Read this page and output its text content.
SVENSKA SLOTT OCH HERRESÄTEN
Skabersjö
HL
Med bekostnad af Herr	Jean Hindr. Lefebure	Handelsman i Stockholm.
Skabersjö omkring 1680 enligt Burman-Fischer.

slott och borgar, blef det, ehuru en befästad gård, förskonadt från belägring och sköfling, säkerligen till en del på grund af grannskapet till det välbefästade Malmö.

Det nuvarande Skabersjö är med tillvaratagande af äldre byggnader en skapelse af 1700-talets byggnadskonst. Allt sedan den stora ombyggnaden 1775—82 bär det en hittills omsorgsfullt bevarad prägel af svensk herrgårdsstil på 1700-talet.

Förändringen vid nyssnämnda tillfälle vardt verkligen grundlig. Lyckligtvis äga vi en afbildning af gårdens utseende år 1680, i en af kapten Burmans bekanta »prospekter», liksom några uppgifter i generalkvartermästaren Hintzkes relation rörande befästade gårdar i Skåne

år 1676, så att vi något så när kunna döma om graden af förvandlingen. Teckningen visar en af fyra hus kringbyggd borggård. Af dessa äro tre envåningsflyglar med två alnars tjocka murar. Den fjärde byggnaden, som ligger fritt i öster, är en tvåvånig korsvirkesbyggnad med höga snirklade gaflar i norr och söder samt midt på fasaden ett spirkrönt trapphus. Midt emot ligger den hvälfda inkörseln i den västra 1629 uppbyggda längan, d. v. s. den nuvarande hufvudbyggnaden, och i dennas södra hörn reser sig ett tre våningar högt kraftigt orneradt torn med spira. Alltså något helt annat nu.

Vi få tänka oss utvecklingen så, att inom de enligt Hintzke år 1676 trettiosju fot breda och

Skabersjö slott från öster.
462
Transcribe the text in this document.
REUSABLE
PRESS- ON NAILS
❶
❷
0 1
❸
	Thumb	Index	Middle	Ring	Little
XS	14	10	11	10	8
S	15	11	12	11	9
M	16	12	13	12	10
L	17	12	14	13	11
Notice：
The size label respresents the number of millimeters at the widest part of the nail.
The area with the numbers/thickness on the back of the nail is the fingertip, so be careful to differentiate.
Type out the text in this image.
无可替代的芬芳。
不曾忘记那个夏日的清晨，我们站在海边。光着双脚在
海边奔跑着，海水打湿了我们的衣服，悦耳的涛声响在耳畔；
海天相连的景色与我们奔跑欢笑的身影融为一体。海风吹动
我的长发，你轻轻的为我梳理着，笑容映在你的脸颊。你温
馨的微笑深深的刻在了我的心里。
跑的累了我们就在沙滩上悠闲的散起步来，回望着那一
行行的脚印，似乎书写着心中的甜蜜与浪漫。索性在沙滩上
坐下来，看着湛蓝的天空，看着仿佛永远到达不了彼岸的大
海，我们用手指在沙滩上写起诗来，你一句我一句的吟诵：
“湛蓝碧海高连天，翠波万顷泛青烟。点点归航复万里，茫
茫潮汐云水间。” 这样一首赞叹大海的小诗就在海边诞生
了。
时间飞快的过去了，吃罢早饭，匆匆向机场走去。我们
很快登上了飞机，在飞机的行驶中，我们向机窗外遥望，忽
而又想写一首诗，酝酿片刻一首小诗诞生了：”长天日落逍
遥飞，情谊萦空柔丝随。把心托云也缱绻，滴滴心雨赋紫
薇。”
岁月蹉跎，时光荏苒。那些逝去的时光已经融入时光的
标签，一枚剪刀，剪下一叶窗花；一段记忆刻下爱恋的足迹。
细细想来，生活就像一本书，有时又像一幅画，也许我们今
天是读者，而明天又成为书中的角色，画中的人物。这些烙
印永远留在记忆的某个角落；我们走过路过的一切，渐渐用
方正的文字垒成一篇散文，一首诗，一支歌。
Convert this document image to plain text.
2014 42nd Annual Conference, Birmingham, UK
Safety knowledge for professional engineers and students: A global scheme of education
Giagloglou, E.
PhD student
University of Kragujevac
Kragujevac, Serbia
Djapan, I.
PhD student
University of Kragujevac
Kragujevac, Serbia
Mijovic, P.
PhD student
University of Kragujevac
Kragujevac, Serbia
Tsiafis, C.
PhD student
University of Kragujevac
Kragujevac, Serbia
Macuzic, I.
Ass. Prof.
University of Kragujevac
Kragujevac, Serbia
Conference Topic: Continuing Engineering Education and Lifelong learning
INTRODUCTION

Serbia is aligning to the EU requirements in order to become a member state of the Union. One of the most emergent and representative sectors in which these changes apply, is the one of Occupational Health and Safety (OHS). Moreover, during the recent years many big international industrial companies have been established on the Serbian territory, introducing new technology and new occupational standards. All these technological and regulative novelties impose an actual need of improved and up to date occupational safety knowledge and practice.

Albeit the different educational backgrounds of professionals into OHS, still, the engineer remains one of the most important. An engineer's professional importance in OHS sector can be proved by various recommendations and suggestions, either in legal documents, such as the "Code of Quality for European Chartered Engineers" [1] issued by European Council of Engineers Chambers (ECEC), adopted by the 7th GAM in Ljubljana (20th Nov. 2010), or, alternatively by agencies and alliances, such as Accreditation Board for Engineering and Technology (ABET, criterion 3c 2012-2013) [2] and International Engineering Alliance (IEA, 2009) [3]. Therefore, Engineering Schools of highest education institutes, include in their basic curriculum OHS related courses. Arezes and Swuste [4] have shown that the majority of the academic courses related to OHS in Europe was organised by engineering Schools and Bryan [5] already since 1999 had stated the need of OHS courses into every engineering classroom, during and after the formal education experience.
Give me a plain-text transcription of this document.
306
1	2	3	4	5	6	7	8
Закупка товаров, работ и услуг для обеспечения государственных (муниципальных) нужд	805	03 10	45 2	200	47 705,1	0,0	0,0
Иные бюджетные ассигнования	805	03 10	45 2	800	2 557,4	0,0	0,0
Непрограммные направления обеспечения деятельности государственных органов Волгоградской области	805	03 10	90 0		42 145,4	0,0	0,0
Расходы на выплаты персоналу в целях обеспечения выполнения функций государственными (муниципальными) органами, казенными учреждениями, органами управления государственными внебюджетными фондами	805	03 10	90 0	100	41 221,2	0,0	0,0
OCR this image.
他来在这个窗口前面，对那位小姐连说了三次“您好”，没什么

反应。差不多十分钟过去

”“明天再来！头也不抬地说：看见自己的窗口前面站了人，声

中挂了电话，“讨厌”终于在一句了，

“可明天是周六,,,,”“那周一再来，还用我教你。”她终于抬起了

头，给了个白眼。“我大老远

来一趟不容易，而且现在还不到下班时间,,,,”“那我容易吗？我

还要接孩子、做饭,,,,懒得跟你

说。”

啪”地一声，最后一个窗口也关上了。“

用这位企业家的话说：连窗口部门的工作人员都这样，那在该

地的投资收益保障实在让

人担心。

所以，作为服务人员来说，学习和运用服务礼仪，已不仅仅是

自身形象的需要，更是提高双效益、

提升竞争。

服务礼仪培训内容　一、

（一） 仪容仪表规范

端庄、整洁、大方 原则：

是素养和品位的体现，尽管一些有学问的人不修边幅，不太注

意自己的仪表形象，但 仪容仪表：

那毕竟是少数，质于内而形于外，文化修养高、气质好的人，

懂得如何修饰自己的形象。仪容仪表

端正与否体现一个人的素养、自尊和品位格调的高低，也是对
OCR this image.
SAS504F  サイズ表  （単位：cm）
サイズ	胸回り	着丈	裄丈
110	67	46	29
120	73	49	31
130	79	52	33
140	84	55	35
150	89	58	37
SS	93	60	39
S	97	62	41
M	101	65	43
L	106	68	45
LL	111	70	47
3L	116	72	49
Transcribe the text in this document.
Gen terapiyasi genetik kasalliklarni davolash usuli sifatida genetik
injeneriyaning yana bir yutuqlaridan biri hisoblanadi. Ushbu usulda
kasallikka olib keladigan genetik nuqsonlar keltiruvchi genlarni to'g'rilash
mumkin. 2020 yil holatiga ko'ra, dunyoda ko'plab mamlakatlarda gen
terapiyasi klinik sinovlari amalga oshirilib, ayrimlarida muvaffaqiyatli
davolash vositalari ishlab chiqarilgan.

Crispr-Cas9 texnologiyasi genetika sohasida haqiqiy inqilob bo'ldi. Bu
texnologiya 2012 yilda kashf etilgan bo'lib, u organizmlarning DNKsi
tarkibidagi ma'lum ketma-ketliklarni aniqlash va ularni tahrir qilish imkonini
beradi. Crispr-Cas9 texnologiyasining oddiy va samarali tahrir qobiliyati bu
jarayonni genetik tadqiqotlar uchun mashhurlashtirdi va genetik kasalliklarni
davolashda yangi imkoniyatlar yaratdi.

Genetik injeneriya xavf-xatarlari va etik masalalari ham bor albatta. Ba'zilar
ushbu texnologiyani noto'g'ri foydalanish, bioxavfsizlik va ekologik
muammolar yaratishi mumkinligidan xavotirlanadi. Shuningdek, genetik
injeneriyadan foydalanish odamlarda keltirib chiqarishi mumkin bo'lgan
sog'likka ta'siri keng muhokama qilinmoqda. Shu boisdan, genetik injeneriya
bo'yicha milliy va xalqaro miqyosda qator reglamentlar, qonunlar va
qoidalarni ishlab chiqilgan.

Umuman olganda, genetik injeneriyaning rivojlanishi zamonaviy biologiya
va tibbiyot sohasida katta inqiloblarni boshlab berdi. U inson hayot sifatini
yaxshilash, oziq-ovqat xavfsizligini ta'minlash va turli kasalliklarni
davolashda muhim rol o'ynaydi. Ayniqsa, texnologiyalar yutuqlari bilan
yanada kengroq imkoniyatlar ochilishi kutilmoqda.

● ● ● ● ● ● ●

* **PROBLEM STATEMENT**
Extract from the material all lines containing the string "государственных".

* **WRITTEN SOLUTION**
Закупка товаров, работ и услуг для обеспечения государственных (муниципальных) нужд	805	03 10	45 2	200	47 705,1	0,0	0,0
Непрограммные направления обеспечения деятельности государственных органов Волгоградской области	805	03 10	90 0		42 145,4	0,0	0,0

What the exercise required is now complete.